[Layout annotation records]

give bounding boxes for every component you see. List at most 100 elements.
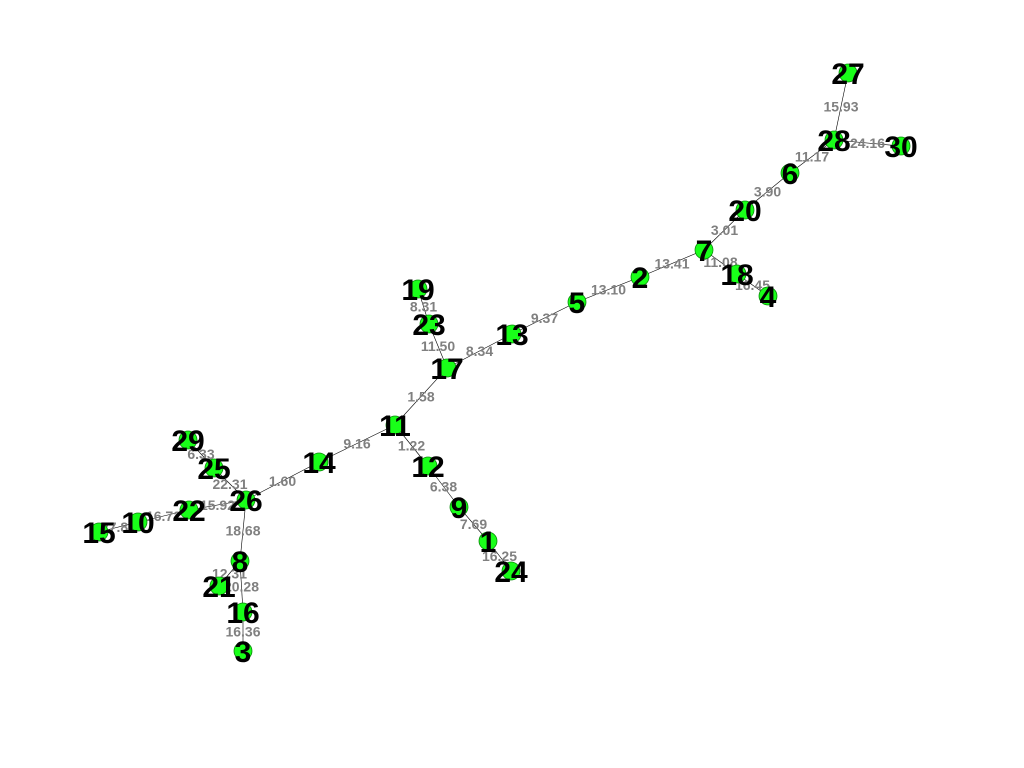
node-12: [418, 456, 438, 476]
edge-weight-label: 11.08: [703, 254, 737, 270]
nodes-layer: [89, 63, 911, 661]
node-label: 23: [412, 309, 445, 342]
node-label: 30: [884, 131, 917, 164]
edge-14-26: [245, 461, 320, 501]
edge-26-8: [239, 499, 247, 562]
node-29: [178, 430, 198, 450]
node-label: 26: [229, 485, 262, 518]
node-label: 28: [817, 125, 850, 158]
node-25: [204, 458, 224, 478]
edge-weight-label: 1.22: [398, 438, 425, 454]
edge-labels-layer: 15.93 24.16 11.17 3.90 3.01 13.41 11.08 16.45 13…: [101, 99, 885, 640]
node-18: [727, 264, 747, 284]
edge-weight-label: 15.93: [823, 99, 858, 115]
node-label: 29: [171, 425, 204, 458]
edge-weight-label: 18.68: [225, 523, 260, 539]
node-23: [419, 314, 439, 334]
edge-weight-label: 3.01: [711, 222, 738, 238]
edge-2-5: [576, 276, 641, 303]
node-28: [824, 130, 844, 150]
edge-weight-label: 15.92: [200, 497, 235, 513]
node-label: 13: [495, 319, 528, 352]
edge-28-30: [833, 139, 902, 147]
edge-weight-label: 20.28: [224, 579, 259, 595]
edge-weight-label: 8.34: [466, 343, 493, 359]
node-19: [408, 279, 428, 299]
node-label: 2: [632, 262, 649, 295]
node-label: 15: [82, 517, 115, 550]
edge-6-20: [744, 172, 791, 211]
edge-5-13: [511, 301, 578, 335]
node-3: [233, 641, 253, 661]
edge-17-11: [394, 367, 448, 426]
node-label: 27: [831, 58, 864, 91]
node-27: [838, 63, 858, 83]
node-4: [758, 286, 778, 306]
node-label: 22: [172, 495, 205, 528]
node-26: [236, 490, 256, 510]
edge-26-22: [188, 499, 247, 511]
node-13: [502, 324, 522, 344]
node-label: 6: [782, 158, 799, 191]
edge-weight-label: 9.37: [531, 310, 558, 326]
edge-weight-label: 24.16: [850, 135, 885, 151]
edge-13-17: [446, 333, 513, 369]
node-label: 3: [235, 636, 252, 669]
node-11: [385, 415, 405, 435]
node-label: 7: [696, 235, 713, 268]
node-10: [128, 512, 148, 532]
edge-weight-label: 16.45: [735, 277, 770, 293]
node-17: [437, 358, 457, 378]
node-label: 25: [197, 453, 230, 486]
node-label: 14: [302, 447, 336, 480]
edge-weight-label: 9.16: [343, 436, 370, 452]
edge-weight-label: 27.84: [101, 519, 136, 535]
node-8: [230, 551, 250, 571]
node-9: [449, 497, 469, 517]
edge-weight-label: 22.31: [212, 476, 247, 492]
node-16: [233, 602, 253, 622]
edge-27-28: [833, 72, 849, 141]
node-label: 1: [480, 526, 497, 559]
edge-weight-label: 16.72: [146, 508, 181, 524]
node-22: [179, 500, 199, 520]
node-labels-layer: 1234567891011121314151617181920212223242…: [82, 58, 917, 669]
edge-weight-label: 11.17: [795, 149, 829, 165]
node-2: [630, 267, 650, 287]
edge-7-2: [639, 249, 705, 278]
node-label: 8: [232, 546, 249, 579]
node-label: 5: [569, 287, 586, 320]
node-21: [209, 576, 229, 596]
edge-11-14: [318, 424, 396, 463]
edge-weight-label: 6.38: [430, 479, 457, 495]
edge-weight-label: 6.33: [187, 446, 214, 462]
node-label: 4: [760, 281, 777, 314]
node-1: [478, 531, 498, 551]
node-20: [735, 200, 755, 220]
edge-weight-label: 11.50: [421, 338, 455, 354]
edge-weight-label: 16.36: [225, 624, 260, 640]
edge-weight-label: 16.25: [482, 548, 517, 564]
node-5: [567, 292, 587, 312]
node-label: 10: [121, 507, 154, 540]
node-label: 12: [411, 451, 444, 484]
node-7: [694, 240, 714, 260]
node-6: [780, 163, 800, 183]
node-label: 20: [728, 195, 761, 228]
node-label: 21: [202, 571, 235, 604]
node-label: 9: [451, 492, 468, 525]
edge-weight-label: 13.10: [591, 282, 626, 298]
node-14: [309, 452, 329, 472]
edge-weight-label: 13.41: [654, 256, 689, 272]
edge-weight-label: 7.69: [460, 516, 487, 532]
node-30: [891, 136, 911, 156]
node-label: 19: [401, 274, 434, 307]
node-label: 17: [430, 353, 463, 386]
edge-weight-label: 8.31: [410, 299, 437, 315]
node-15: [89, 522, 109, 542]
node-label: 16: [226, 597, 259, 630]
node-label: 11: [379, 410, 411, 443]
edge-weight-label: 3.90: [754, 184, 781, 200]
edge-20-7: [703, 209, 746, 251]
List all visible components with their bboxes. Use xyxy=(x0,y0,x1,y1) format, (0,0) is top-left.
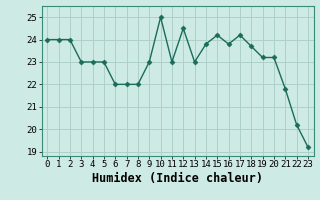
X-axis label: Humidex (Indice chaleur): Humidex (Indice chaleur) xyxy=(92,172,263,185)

**Exercise aim**
Reproduce all of the lines above verbatim, omitting the pictures from your answer.

**In response**
give bounding boxes for every component you see. List at most 100 elements.
node-12: [418, 456, 438, 476]
edge-weight-label: 11.08: [703, 254, 737, 270]
nodes-layer: [89, 63, 911, 661]
node-label: 23: [412, 309, 445, 342]
node-label: 30: [884, 131, 917, 164]
edge-14-26: [245, 461, 320, 501]
edge-26-8: [239, 499, 247, 562]
node-29: [178, 430, 198, 450]
node-label: 26: [229, 485, 262, 518]
node-label: 28: [817, 125, 850, 158]
node-25: [204, 458, 224, 478]
edge-weight-label: 1.22: [398, 438, 425, 454]
edge-labels-layer: 15.93 24.16 11.17 3.90 3.01 13.41 11.08 16.45 13…: [101, 99, 885, 640]
node-18: [727, 264, 747, 284]
edge-weight-label: 15.93: [823, 99, 858, 115]
node-label: 29: [171, 425, 204, 458]
edge-weight-label: 18.68: [225, 523, 260, 539]
node-23: [419, 314, 439, 334]
edge-weight-label: 3.01: [711, 222, 738, 238]
edge-2-5: [576, 276, 641, 303]
node-28: [824, 130, 844, 150]
edge-weight-label: 15.92: [200, 497, 235, 513]
node-label: 13: [495, 319, 528, 352]
edge-28-30: [833, 139, 902, 147]
edge-weight-label: 20.28: [224, 579, 259, 595]
edge-weight-label: 8.34: [466, 343, 493, 359]
node-19: [408, 279, 428, 299]
node-label: 2: [632, 262, 649, 295]
node-label: 15: [82, 517, 115, 550]
edge-6-20: [744, 172, 791, 211]
edge-5-13: [511, 301, 578, 335]
node-3: [233, 641, 253, 661]
edge-17-11: [394, 367, 448, 426]
node-label: 27: [831, 58, 864, 91]
node-27: [838, 63, 858, 83]
node-4: [758, 286, 778, 306]
node-label: 22: [172, 495, 205, 528]
node-26: [236, 490, 256, 510]
edge-26-22: [188, 499, 247, 511]
node-13: [502, 324, 522, 344]
node-label: 6: [782, 158, 799, 191]
edge-weight-label: 9.37: [531, 310, 558, 326]
edge-weight-label: 24.16: [850, 135, 885, 151]
edge-13-17: [446, 333, 513, 369]
node-label: 3: [235, 636, 252, 669]
node-11: [385, 415, 405, 435]
node-label: 7: [696, 235, 713, 268]
node-10: [128, 512, 148, 532]
edge-weight-label: 16.45: [735, 277, 770, 293]
node-17: [437, 358, 457, 378]
node-label: 25: [197, 453, 230, 486]
node-label: 14: [302, 447, 336, 480]
edge-weight-label: 9.16: [343, 436, 370, 452]
edge-weight-label: 27.84: [101, 519, 136, 535]
node-8: [230, 551, 250, 571]
node-9: [449, 497, 469, 517]
edge-weight-label: 22.31: [212, 476, 247, 492]
node-16: [233, 602, 253, 622]
edge-27-28: [833, 72, 849, 141]
node-label: 1: [480, 526, 497, 559]
edge-weight-label: 16.72: [146, 508, 181, 524]
node-22: [179, 500, 199, 520]
node-labels-layer: 1234567891011121314151617181920212223242…: [82, 58, 917, 669]
edge-weight-label: 11.17: [795, 149, 829, 165]
node-2: [630, 267, 650, 287]
edge-7-2: [639, 249, 705, 278]
node-label: 8: [232, 546, 249, 579]
node-label: 5: [569, 287, 586, 320]
node-21: [209, 576, 229, 596]
edge-11-14: [318, 424, 396, 463]
edge-weight-label: 6.38: [430, 479, 457, 495]
edge-weight-label: 6.33: [187, 446, 214, 462]
node-label: 4: [760, 281, 777, 314]
node-1: [478, 531, 498, 551]
node-20: [735, 200, 755, 220]
edge-weight-label: 11.50: [421, 338, 455, 354]
edge-weight-label: 16.36: [225, 624, 260, 640]
edge-weight-label: 16.25: [482, 548, 517, 564]
node-5: [567, 292, 587, 312]
node-label: 10: [121, 507, 154, 540]
node-label: 12: [411, 451, 444, 484]
node-7: [694, 240, 714, 260]
node-6: [780, 163, 800, 183]
node-label: 20: [728, 195, 761, 228]
node-label: 21: [202, 571, 235, 604]
node-label: 9: [451, 492, 468, 525]
edge-weight-label: 13.10: [591, 282, 626, 298]
node-14: [309, 452, 329, 472]
edge-weight-label: 13.41: [654, 256, 689, 272]
edge-weight-label: 7.69: [460, 516, 487, 532]
node-30: [891, 136, 911, 156]
node-label: 19: [401, 274, 434, 307]
node-label: 17: [430, 353, 463, 386]
edge-weight-label: 8.31: [410, 299, 437, 315]
node-15: [89, 522, 109, 542]
node-label: 16: [226, 597, 259, 630]
node-label: 11: [379, 410, 411, 443]
edge-weight-label: 3.90: [754, 184, 781, 200]
edge-20-7: [703, 209, 746, 251]
List all visible components with their bboxes. Use xyxy=(x0,y0,x1,y1) format, (0,0) is top-left.
X-axis label: Humidex (Indice chaleur): Humidex (Indice chaleur) xyxy=(92,172,263,185)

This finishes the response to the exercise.